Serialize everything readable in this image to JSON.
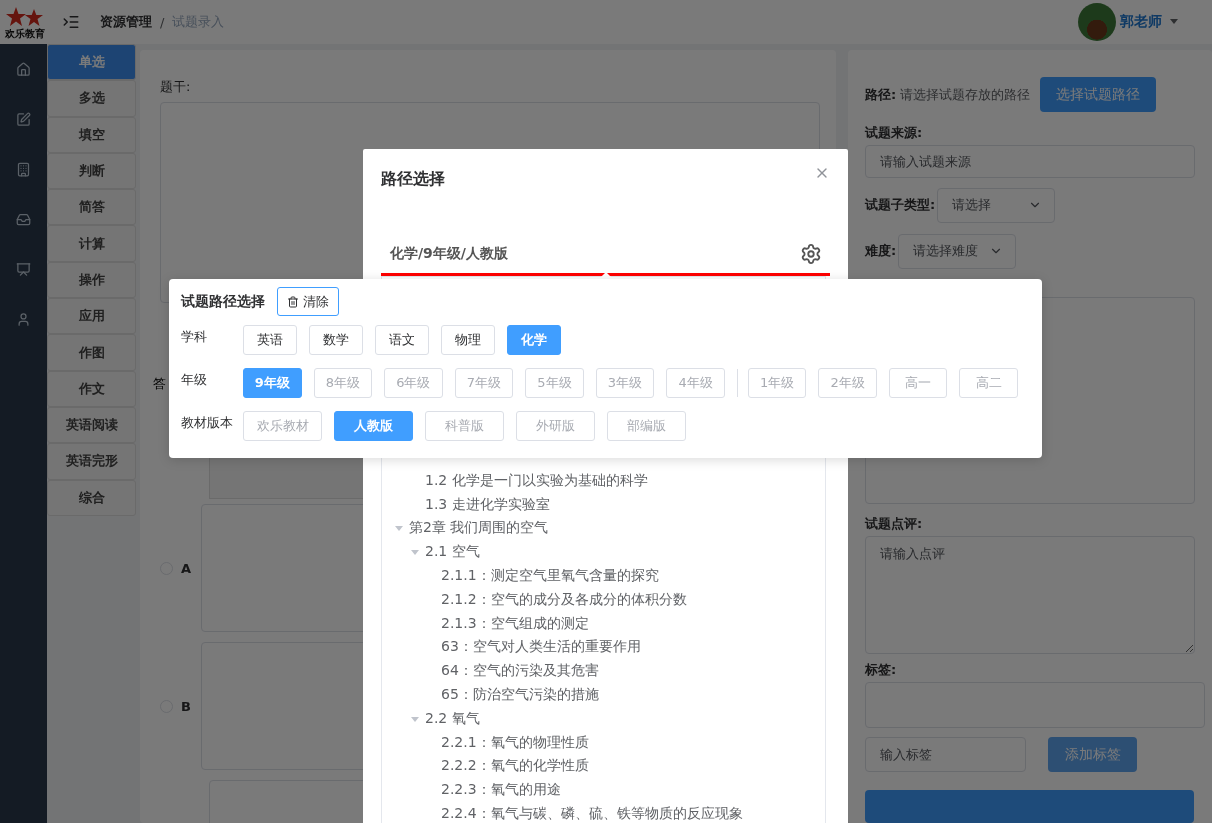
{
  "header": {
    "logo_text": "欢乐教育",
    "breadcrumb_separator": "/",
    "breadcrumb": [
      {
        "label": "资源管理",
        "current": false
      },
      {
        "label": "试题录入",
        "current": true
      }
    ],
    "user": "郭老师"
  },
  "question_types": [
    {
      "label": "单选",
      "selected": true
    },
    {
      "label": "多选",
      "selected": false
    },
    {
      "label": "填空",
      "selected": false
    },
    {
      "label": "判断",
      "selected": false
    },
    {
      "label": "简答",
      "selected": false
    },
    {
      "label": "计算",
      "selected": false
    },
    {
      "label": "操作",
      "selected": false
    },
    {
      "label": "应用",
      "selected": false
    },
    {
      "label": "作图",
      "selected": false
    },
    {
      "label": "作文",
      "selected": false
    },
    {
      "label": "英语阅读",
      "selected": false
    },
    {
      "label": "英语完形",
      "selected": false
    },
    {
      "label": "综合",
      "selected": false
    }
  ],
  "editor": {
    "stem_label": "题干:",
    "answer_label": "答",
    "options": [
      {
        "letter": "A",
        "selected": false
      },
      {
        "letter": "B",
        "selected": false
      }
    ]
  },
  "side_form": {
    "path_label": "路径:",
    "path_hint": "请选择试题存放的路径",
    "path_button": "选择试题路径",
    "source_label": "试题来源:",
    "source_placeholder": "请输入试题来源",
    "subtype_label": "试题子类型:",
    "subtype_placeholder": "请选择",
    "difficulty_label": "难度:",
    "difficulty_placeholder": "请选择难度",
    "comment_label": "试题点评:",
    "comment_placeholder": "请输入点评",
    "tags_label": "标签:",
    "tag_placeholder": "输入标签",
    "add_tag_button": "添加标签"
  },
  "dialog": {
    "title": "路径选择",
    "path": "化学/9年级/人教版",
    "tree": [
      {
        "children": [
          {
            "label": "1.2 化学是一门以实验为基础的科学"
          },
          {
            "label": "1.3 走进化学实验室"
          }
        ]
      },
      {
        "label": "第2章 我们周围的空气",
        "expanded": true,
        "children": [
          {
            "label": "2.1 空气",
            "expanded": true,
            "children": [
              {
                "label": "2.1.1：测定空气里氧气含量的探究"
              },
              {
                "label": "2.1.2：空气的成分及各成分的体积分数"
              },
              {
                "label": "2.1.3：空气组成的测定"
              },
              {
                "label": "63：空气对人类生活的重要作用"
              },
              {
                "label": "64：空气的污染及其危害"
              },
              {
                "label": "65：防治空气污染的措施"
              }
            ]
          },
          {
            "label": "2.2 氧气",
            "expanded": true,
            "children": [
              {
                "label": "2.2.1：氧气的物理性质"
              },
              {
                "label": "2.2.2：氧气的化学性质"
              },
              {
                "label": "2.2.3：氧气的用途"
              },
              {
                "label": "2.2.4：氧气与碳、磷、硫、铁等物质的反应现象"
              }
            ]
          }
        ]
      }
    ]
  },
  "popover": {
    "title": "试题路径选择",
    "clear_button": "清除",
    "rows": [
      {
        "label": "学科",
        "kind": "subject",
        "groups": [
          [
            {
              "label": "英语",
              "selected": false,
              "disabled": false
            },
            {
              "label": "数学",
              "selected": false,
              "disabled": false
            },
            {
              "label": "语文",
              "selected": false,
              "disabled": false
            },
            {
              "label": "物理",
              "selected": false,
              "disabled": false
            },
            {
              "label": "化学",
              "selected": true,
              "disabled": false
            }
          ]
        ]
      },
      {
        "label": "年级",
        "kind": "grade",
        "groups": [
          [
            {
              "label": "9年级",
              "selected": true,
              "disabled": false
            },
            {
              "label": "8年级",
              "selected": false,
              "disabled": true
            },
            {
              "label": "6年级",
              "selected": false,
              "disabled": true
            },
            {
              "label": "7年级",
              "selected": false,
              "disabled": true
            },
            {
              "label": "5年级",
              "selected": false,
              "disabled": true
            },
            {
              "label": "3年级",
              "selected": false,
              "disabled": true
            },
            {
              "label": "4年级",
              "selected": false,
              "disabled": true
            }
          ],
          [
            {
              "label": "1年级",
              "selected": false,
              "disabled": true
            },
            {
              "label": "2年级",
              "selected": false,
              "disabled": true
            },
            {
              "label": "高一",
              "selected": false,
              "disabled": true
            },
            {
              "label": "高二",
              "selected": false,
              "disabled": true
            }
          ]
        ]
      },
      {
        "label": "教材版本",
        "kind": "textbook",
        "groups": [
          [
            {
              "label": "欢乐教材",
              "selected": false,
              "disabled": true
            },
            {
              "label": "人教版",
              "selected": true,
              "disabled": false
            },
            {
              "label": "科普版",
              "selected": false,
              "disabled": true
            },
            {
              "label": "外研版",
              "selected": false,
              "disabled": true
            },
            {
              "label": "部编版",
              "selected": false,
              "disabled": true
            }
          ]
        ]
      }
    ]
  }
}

----

* [Written task]
All of the entries above should be copied exactly, except for the pictures.

* [Answer below]
Serialize everything readable in this image to JSON.
{
  "header": {
    "logo_text": "欢乐教育",
    "breadcrumb_separator": "/",
    "breadcrumb": [
      {
        "label": "资源管理",
        "current": false
      },
      {
        "label": "试题录入",
        "current": true
      }
    ],
    "user": "郭老师"
  },
  "question_types": [
    {
      "label": "单选",
      "selected": true
    },
    {
      "label": "多选",
      "selected": false
    },
    {
      "label": "填空",
      "selected": false
    },
    {
      "label": "判断",
      "selected": false
    },
    {
      "label": "简答",
      "selected": false
    },
    {
      "label": "计算",
      "selected": false
    },
    {
      "label": "操作",
      "selected": false
    },
    {
      "label": "应用",
      "selected": false
    },
    {
      "label": "作图",
      "selected": false
    },
    {
      "label": "作文",
      "selected": false
    },
    {
      "label": "英语阅读",
      "selected": false
    },
    {
      "label": "英语完形",
      "selected": false
    },
    {
      "label": "综合",
      "selected": false
    }
  ],
  "editor": {
    "stem_label": "题干:",
    "answer_label": "答",
    "options": [
      {
        "letter": "A",
        "selected": false
      },
      {
        "letter": "B",
        "selected": false
      }
    ]
  },
  "side_form": {
    "path_label": "路径:",
    "path_hint": "请选择试题存放的路径",
    "path_button": "选择试题路径",
    "source_label": "试题来源:",
    "source_placeholder": "请输入试题来源",
    "subtype_label": "试题子类型:",
    "subtype_placeholder": "请选择",
    "difficulty_label": "难度:",
    "difficulty_placeholder": "请选择难度",
    "comment_label": "试题点评:",
    "comment_placeholder": "请输入点评",
    "tags_label": "标签:",
    "tag_placeholder": "输入标签",
    "add_tag_button": "添加标签"
  },
  "dialog": {
    "title": "路径选择",
    "path": "化学/9年级/人教版",
    "tree": [
      {
        "children": [
          {
            "label": "1.2 化学是一门以实验为基础的科学"
          },
          {
            "label": "1.3 走进化学实验室"
          }
        ]
      },
      {
        "label": "第2章 我们周围的空气",
        "expanded": true,
        "children": [
          {
            "label": "2.1 空气",
            "expanded": true,
            "children": [
              {
                "label": "2.1.1：测定空气里氧气含量的探究"
              },
              {
                "label": "2.1.2：空气的成分及各成分的体积分数"
              },
              {
                "label": "2.1.3：空气组成的测定"
              },
              {
                "label": "63：空气对人类生活的重要作用"
              },
              {
                "label": "64：空气的污染及其危害"
              },
              {
                "label": "65：防治空气污染的措施"
              }
            ]
          },
          {
            "label": "2.2 氧气",
            "expanded": true,
            "children": [
              {
                "label": "2.2.1：氧气的物理性质"
              },
              {
                "label": "2.2.2：氧气的化学性质"
              },
              {
                "label": "2.2.3：氧气的用途"
              },
              {
                "label": "2.2.4：氧气与碳、磷、硫、铁等物质的反应现象"
              }
            ]
          }
        ]
      }
    ]
  },
  "popover": {
    "title": "试题路径选择",
    "clear_button": "清除",
    "rows": [
      {
        "label": "学科",
        "kind": "subject",
        "groups": [
          [
            {
              "label": "英语",
              "selected": false,
              "disabled": false
            },
            {
              "label": "数学",
              "selected": false,
              "disabled": false
            },
            {
              "label": "语文",
              "selected": false,
              "disabled": false
            },
            {
              "label": "物理",
              "selected": false,
              "disabled": false
            },
            {
              "label": "化学",
              "selected": true,
              "disabled": false
            }
          ]
        ]
      },
      {
        "label": "年级",
        "kind": "grade",
        "groups": [
          [
            {
              "label": "9年级",
              "selected": true,
              "disabled": false
            },
            {
              "label": "8年级",
              "selected": false,
              "disabled": true
            },
            {
              "label": "6年级",
              "selected": false,
              "disabled": true
            },
            {
              "label": "7年级",
              "selected": false,
              "disabled": true
            },
            {
              "label": "5年级",
              "selected": false,
              "disabled": true
            },
            {
              "label": "3年级",
              "selected": false,
              "disabled": true
            },
            {
              "label": "4年级",
              "selected": false,
              "disabled": true
            }
          ],
          [
            {
              "label": "1年级",
              "selected": false,
              "disabled": true
            },
            {
              "label": "2年级",
              "selected": false,
              "disabled": true
            },
            {
              "label": "高一",
              "selected": false,
              "disabled": true
            },
            {
              "label": "高二",
              "selected": false,
              "disabled": true
            }
          ]
        ]
      },
      {
        "label": "教材版本",
        "kind": "textbook",
        "groups": [
          [
            {
              "label": "欢乐教材",
              "selected": false,
              "disabled": true
            },
            {
              "label": "人教版",
              "selected": true,
              "disabled": false
            },
            {
              "label": "科普版",
              "selected": false,
              "disabled": true
            },
            {
              "label": "外研版",
              "selected": false,
              "disabled": true
            },
            {
              "label": "部编版",
              "selected": false,
              "disabled": true
            }
          ]
        ]
      }
    ]
  }
}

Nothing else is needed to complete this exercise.